> _Short problem_: Copy out every record below with complete accuracy.

> _Input for this task_:
-*-

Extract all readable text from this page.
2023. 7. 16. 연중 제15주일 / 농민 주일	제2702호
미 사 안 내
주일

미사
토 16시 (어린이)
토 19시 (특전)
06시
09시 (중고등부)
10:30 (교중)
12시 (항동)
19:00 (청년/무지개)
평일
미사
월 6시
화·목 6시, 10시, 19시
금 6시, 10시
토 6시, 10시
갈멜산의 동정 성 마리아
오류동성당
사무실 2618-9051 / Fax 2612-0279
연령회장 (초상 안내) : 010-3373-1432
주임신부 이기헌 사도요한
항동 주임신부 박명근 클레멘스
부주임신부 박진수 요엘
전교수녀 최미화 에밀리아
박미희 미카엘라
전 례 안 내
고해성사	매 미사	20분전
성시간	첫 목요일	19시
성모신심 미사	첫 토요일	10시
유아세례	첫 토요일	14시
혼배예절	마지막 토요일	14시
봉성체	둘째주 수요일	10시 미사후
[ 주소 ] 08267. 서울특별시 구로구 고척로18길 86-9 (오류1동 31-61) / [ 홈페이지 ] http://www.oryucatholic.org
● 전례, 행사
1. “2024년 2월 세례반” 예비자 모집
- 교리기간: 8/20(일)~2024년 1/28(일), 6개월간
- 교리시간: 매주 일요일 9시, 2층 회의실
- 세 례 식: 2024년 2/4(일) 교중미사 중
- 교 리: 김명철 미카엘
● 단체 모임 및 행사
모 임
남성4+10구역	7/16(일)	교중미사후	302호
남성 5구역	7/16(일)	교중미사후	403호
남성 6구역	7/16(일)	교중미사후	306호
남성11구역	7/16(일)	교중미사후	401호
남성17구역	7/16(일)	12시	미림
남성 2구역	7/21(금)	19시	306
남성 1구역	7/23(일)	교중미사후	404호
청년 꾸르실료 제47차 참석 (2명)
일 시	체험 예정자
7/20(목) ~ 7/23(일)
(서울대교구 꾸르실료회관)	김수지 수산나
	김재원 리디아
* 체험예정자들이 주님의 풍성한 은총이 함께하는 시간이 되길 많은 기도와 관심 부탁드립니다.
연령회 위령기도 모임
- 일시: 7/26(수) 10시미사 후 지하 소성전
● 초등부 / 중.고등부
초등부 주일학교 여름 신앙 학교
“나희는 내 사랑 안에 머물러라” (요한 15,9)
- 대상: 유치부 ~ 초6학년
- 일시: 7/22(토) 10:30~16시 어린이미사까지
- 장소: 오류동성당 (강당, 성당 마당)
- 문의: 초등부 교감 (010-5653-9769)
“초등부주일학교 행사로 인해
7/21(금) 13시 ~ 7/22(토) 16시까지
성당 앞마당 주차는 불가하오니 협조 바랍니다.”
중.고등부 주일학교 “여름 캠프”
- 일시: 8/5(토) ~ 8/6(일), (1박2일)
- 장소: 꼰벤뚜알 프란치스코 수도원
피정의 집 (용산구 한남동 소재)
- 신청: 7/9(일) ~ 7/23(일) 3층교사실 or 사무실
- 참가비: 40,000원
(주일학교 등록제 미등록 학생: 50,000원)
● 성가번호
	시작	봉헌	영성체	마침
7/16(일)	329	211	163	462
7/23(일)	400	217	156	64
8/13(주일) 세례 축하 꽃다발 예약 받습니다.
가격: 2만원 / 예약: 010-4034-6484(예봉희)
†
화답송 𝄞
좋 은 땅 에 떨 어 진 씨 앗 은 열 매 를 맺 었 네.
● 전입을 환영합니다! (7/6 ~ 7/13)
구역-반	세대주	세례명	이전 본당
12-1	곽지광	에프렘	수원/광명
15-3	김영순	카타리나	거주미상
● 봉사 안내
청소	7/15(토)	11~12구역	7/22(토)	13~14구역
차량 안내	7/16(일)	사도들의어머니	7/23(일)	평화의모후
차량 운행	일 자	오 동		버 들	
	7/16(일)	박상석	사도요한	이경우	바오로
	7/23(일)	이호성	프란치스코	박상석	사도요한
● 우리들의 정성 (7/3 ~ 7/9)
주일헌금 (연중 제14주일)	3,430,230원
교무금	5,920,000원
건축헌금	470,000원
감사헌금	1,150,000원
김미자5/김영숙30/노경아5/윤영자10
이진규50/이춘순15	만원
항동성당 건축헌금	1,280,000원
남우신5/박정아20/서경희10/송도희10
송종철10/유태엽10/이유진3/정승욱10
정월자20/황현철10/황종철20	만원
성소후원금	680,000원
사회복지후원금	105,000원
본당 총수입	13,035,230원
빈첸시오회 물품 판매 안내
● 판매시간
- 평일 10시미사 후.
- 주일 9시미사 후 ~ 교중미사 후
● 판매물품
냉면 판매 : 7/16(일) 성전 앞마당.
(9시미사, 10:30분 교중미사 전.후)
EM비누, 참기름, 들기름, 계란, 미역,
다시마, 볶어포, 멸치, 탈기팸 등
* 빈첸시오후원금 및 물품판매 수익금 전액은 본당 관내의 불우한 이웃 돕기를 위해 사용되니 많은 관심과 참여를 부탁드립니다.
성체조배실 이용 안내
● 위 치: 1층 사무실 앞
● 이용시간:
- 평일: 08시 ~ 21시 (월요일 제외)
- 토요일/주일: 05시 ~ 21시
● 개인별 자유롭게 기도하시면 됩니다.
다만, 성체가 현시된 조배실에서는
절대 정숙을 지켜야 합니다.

-*-

> _Answer to this exercise_:
Extract all readable text from this page.
2023. 7. 16. 연중 제15주일 / 농민 주일	제2702호
미 사 안 내
주일

미사
토 16시 (어린이)
토 19시 (특전)
06시
09시 (중고등부)
10:30 (교중)
12시 (항동)
19:00 (청년/무지개)
평일
미사
월 6시
화·목 6시, 10시, 19시
금 6시, 10시
토 6시, 10시
갈멜산의 동정 성 마리아
오류동성당
사무실 2618-9051 / Fax 2612-0279
연령회장 (초상 안내) : 010-3373-1432
주임신부 이기헌 사도요한
항동 주임신부 박명근 클레멘스
부주임신부 박진수 요엘
전교수녀 최미화 에밀리아
박미희 미카엘라
전 례 안 내
고해성사	매 미사	20분전
성시간	첫 목요일	19시
성모신심 미사	첫 토요일	10시
유아세례	첫 토요일	14시
혼배예절	마지막 토요일	14시
봉성체	둘째주 수요일	10시 미사후
[ 주소 ] 08267. 서울특별시 구로구 고척로18길 86-9 (오류1동 31-61) / [ 홈페이지 ] http://www.oryucatholic.org
● 전례, 행사
1. “2024년 2월 세례반” 예비자 모집
- 교리기간: 8/20(일)~2024년 1/28(일), 6개월간
- 교리시간: 매주 일요일 9시, 2층 회의실
- 세 례 식: 2024년 2/4(일) 교중미사 중
- 교 리: 김명철 미카엘
● 단체 모임 및 행사
모 임
남성4+10구역	7/16(일)	교중미사후	302호
남성 5구역	7/16(일)	교중미사후	403호
남성 6구역	7/16(일)	교중미사후	306호
남성11구역	7/16(일)	교중미사후	401호
남성17구역	7/16(일)	12시	미림
남성 2구역	7/21(금)	19시	306
남성 1구역	7/23(일)	교중미사후	404호
청년 꾸르실료 제47차 참석 (2명)
일 시	체험 예정자
7/20(목) ~ 7/23(일)
(서울대교구 꾸르실료회관)	김수지 수산나
	김재원 리디아
* 체험예정자들이 주님의 풍성한 은총이 함께하는 시간이 되길 많은 기도와 관심 부탁드립니다.
연령회 위령기도 모임
- 일시: 7/26(수) 10시미사 후 지하 소성전
● 초등부 / 중.고등부
초등부 주일학교 여름 신앙 학교
“나희는 내 사랑 안에 머물러라” (요한 15,9)
- 대상: 유치부 ~ 초6학년
- 일시: 7/22(토) 10:30~16시 어린이미사까지
- 장소: 오류동성당 (강당, 성당 마당)
- 문의: 초등부 교감 (010-5653-9769)
“초등부주일학교 행사로 인해
7/21(금) 13시 ~ 7/22(토) 16시까지
성당 앞마당 주차는 불가하오니 협조 바랍니다.”
중.고등부 주일학교 “여름 캠프”
- 일시: 8/5(토) ~ 8/6(일), (1박2일)
- 장소: 꼰벤뚜알 프란치스코 수도원
피정의 집 (용산구 한남동 소재)
- 신청: 7/9(일) ~ 7/23(일) 3층교사실 or 사무실
- 참가비: 40,000원
(주일학교 등록제 미등록 학생: 50,000원)
● 성가번호
	시작	봉헌	영성체	마침
7/16(일)	329	211	163	462
7/23(일)	400	217	156	64
8/13(주일) 세례 축하 꽃다발 예약 받습니다.
가격: 2만원 / 예약: 010-4034-6484(예봉희)
†
화답송 𝄞
좋 은 땅 에 떨 어 진 씨 앗 은 열 매 를 맺 었 네.
● 전입을 환영합니다! (7/6 ~ 7/13)
구역-반	세대주	세례명	이전 본당
12-1	곽지광	에프렘	수원/광명
15-3	김영순	카타리나	거주미상
● 봉사 안내
청소	7/15(토)	11~12구역	7/22(토)	13~14구역
차량 안내	7/16(일)	사도들의어머니	7/23(일)	평화의모후
차량 운행	일 자	오 동		버 들	
	7/16(일)	박상석	사도요한	이경우	바오로
	7/23(일)	이호성	프란치스코	박상석	사도요한
● 우리들의 정성 (7/3 ~ 7/9)
주일헌금 (연중 제14주일)	3,430,230원
교무금	5,920,000원
건축헌금	470,000원
감사헌금	1,150,000원
김미자5/김영숙30/노경아5/윤영자10
이진규50/이춘순15	만원
항동성당 건축헌금	1,280,000원
남우신5/박정아20/서경희10/송도희10
송종철10/유태엽10/이유진3/정승욱10
정월자20/황현철10/황종철20	만원
성소후원금	680,000원
사회복지후원금	105,000원
본당 총수입	13,035,230원
빈첸시오회 물품 판매 안내
● 판매시간
- 평일 10시미사 후.
- 주일 9시미사 후 ~ 교중미사 후
● 판매물품
냉면 판매 : 7/16(일) 성전 앞마당.
(9시미사, 10:30분 교중미사 전.후)
EM비누, 참기름, 들기름, 계란, 미역,
다시마, 볶어포, 멸치, 탈기팸 등
* 빈첸시오후원금 및 물품판매 수익금 전액은 본당 관내의 불우한 이웃 돕기를 위해 사용되니 많은 관심과 참여를 부탁드립니다.
성체조배실 이용 안내
● 위 치: 1층 사무실 앞
● 이용시간:
- 평일: 08시 ~ 21시 (월요일 제외)
- 토요일/주일: 05시 ~ 21시
● 개인별 자유롭게 기도하시면 됩니다.
다만, 성체가 현시된 조배실에서는
절대 정숙을 지켜야 합니다.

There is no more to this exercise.